# [WHAT THE EXERCISE ASKS]
Can you reproduce, word for word, the lines between the one holding "road-label: Carretera Tula-Jorobas" and the one holding "layer-checkbox[interactable] xyxy=(1336,265,1352,281)", both of those included?
-- start INPUT --
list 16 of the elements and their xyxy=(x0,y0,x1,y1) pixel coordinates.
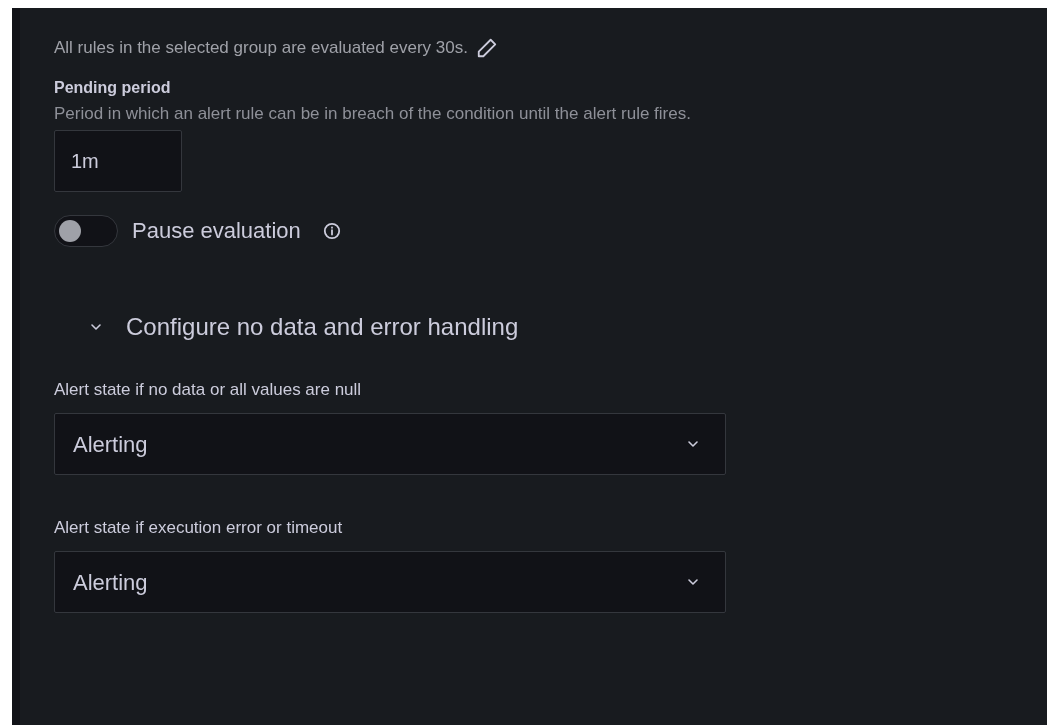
chevron-icon xyxy=(90,323,102,331)
pending-period-field[interactable]: 1m xyxy=(54,130,182,192)
collapse-section-toggle[interactable]: Configure no data and error handling xyxy=(90,309,519,345)
field-label: Alert state if no data or all values are null xyxy=(54,379,363,401)
alert-state-select[interactable]: Alerting xyxy=(54,413,726,475)
field-description: Period in which an alert rule can be in breach of the condition until the alert rule fires. xyxy=(54,103,692,125)
field-label: Alert state if execution error or timeout xyxy=(54,517,344,539)
info-icon[interactable] xyxy=(322,221,341,240)
evaluation-note: All rules in the selected group are evaluated every 30s. xyxy=(54,37,468,60)
alert-state-select[interactable]: Alerting xyxy=(54,551,726,613)
chevron-icon xyxy=(687,440,699,448)
toggle-switch[interactable] xyxy=(54,214,118,247)
toggle-label: Pause evaluation xyxy=(132,217,301,245)
chevron-icon xyxy=(687,578,699,586)
pencil-icon[interactable] xyxy=(475,37,498,59)
field-label: Pending period xyxy=(54,78,172,98)
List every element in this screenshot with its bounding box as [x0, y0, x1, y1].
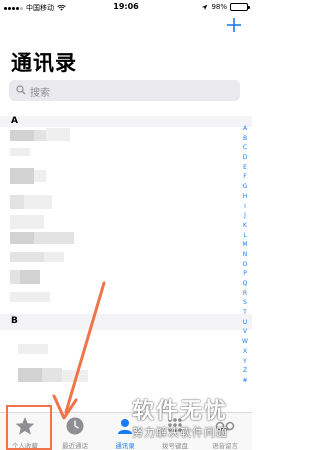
watermark-title: 软件无忧: [132, 399, 229, 424]
annotation-arrow: [52, 281, 106, 420]
watermark: 软件无忧 努力解决软件问题: [122, 395, 250, 450]
watermark-subtitle: 努力解决软件问题: [132, 426, 228, 439]
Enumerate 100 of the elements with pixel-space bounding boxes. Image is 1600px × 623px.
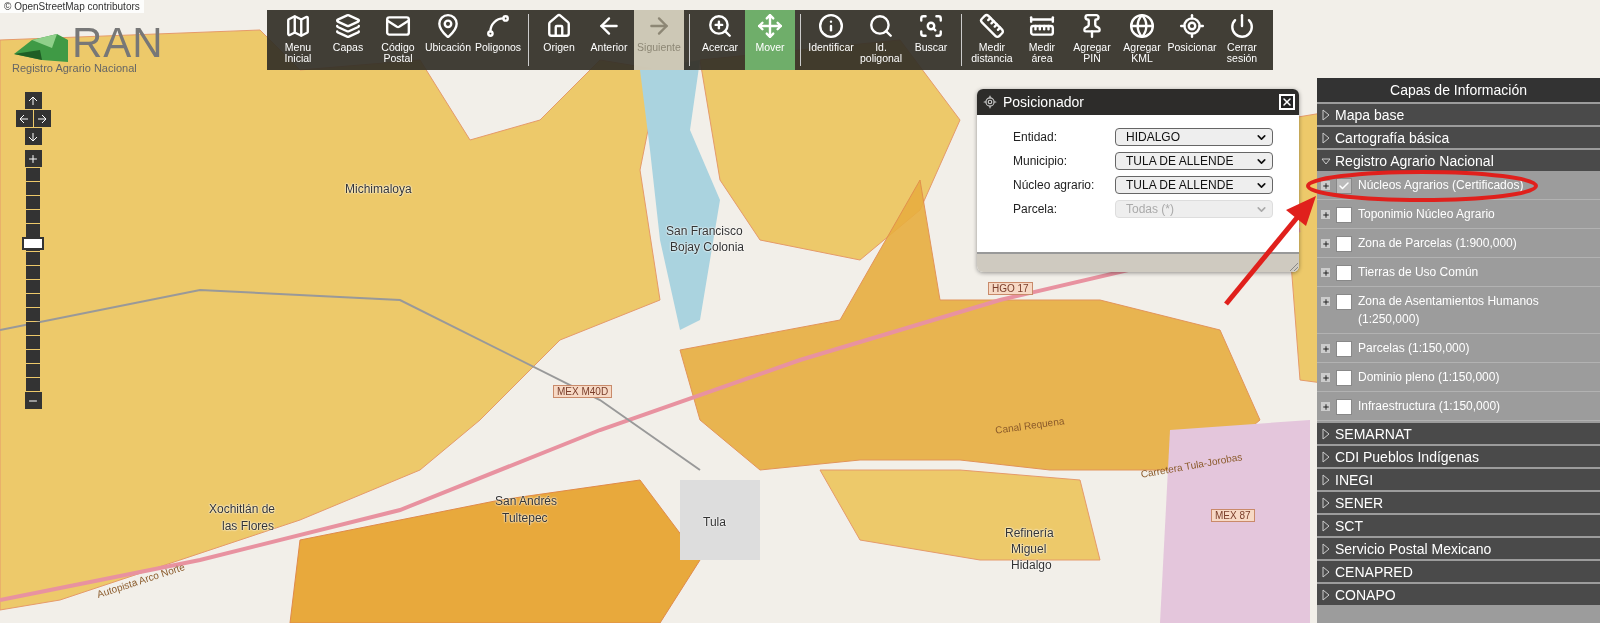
road-label: Carretera Tula-Jorobas xyxy=(1139,451,1243,480)
layer-label: Zona de Asentamientos Humanos (1:250,000) xyxy=(1358,293,1540,328)
dialog-icon xyxy=(983,95,997,109)
panel-title: Capas de Información xyxy=(1317,78,1600,102)
toolbar-icon xyxy=(385,13,411,39)
toolbar-icon xyxy=(979,13,1005,39)
toolbar-button[interactable]: Buscar xyxy=(906,10,956,70)
toolbar-button[interactable]: Posicionar xyxy=(1167,10,1217,70)
toolbar-button[interactable]: Origen xyxy=(534,10,584,70)
layer-label: Toponimio Núcleo Agrario xyxy=(1358,206,1496,223)
toolbar-icon xyxy=(435,13,461,39)
toolbar-icon xyxy=(818,13,844,39)
layer-group-header[interactable]: SEMARNAT xyxy=(1317,423,1600,444)
road-label: Canal Requena xyxy=(994,415,1065,436)
layer-checkbox[interactable] xyxy=(1336,265,1352,281)
layer-group-header[interactable]: CONAPO xyxy=(1317,584,1600,605)
collapse-triangle-icon xyxy=(1321,108,1331,121)
toolbar-button[interactable]: Agregar KML xyxy=(1117,10,1167,70)
toolbar-button[interactable]: Identificar xyxy=(806,10,856,70)
layer-checkbox[interactable] xyxy=(1336,399,1352,415)
place-label: las Flores xyxy=(222,519,274,533)
toolbar-button[interactable]: Medir área xyxy=(1017,10,1067,70)
place-label: San Andrés xyxy=(495,494,558,508)
toolbar-button[interactable]: Poligonos xyxy=(473,10,523,70)
layer-group-header[interactable]: CENAPRED xyxy=(1317,561,1600,582)
toolbar-icon xyxy=(757,13,783,39)
toolbar-icon xyxy=(546,13,572,39)
collapse-triangle-icon xyxy=(1321,496,1331,509)
toolbar-button[interactable]: Capas xyxy=(323,10,373,70)
toolbar-icon xyxy=(1129,13,1155,39)
toolbar-icon xyxy=(1179,13,1205,39)
expand-plus-icon[interactable] xyxy=(1321,268,1330,277)
expand-plus-icon[interactable] xyxy=(1321,402,1330,411)
expand-plus-icon[interactable] xyxy=(1321,344,1330,353)
collapse-triangle-icon xyxy=(1321,427,1331,440)
collapse-triangle-icon xyxy=(1321,473,1331,486)
expand-plus-icon[interactable] xyxy=(1321,210,1330,219)
layer-checkbox[interactable] xyxy=(1336,294,1352,310)
plus-icon xyxy=(27,152,39,165)
expand-plus-icon[interactable] xyxy=(1321,373,1330,382)
place-label: Bojay Colonia xyxy=(670,240,745,254)
layer-checkbox[interactable] xyxy=(1336,207,1352,223)
toolbar-icon xyxy=(285,13,311,39)
toolbar-button[interactable]: Id. poligonal xyxy=(856,10,906,70)
place-label: Hidalgo xyxy=(1011,558,1052,572)
layer-checkbox[interactable] xyxy=(1336,236,1352,252)
toolbar-button[interactable]: Agregar PIN xyxy=(1067,10,1117,70)
logo-subtitle: Registro Agrario Nacional xyxy=(12,62,138,74)
dropdown-field[interactable]: HIDALGO xyxy=(1115,128,1273,146)
dropdown-field[interactable]: TULA DE ALLENDE xyxy=(1115,152,1273,170)
toolbar-button[interactable]: Código Postal xyxy=(373,10,423,70)
toolbar-button[interactable]: Cerrar sesión xyxy=(1217,10,1267,70)
toolbar-icon xyxy=(868,13,894,39)
road-shield: MEX M40D xyxy=(553,385,613,398)
layer-checkbox[interactable] xyxy=(1336,178,1352,194)
check-icon xyxy=(1338,180,1350,192)
layer-group-header[interactable]: INEGI xyxy=(1317,469,1600,490)
layer-group-header[interactable]: Servicio Postal Mexicano xyxy=(1317,538,1600,559)
layer-group-header[interactable]: SENER xyxy=(1317,492,1600,513)
layer-group-header[interactable]: SCT xyxy=(1317,515,1600,536)
down-arrow-icon xyxy=(28,131,38,142)
expand-triangle-icon xyxy=(1321,155,1331,166)
layer-group-header[interactable]: CDI Pueblos Indígenas xyxy=(1317,446,1600,467)
zoom-slider-thumb[interactable] xyxy=(22,237,44,251)
toolbar-button[interactable]: Anterior xyxy=(584,10,634,70)
resize-grip-icon[interactable] xyxy=(1287,260,1299,272)
expand-plus-icon[interactable] xyxy=(1321,239,1330,248)
expand-plus-icon[interactable] xyxy=(1321,297,1330,306)
toolbar-button[interactable]: Menu Inicial xyxy=(273,10,323,70)
toolbar-icon xyxy=(707,13,733,39)
layer-checkbox[interactable] xyxy=(1336,370,1352,386)
place-label: San Francisco xyxy=(666,224,743,238)
right-arrow-icon xyxy=(37,113,47,124)
place-label: Tultepec xyxy=(502,511,548,525)
field-label: Municipio: xyxy=(1013,154,1069,168)
layer-label: Dominio pleno (1:150,000) xyxy=(1358,369,1501,386)
layer-checkbox[interactable] xyxy=(1336,341,1352,357)
place-label: Xochitlán de xyxy=(209,502,276,516)
place-label: Michimaloya xyxy=(345,182,412,196)
collapse-triangle-icon xyxy=(1321,565,1331,578)
layer-group-header[interactable]: Cartografía básica xyxy=(1317,127,1600,148)
layer-group-header[interactable]: Mapa base xyxy=(1317,104,1600,125)
toolbar-button[interactable]: Ubicación xyxy=(423,10,473,70)
toolbar-icon xyxy=(335,13,361,39)
layer-label: Zona de Parcelas (1:900,000) xyxy=(1358,235,1518,252)
dropdown-field[interactable]: TULA DE ALLENDE xyxy=(1115,176,1273,194)
layer-label: Infraestructura (1:150,000) xyxy=(1358,398,1502,415)
close-icon xyxy=(1281,96,1293,108)
left-arrow-icon xyxy=(19,113,29,124)
toolbar-button[interactable]: Acercar xyxy=(695,10,745,70)
collapse-triangle-icon xyxy=(1321,131,1331,144)
layer-label: Núcleos Agrarios (Certificados) xyxy=(1358,177,1525,194)
attribution-text: © OpenStreetMap contributors xyxy=(0,0,144,13)
close-button[interactable] xyxy=(1279,94,1295,110)
layer-group-header[interactable]: Registro Agrario Nacional xyxy=(1317,150,1600,171)
expand-plus-icon[interactable] xyxy=(1321,181,1330,190)
toolbar-button[interactable]: Medir distancia xyxy=(967,10,1017,70)
place-label: Miguel xyxy=(1011,542,1047,556)
dialog-title: Posicionador xyxy=(1003,94,1085,110)
field-label: Núcleo agrario: xyxy=(1013,178,1096,192)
-- end INPUT --
# [RESPONSE TO THE TASK]
road-label: Carretera Tula-Jorobas xyxy=(1139,451,1243,480)
layer-label: Zona de Asentamientos Humanos (1:250,000) xyxy=(1358,293,1540,328)
dialog-icon xyxy=(983,95,997,109)
panel-title: Capas de Información xyxy=(1317,78,1600,102)
toolbar-icon xyxy=(385,13,411,39)
toolbar-icon xyxy=(979,13,1005,39)
toolbar-button[interactable]: Buscar xyxy=(906,10,956,70)
toolbar-button[interactable]: Posicionar xyxy=(1167,10,1217,70)
toolbar-button[interactable]: Origen xyxy=(534,10,584,70)
layer-label: Toponimio Núcleo Agrario xyxy=(1358,206,1496,223)
toolbar-icon xyxy=(435,13,461,39)
toolbar-icon xyxy=(818,13,844,39)
layer-group-header[interactable]: SEMARNAT xyxy=(1317,423,1600,444)
road-label: Canal Requena xyxy=(994,415,1065,436)
layer-checkbox[interactable] xyxy=(1336,265,1352,281)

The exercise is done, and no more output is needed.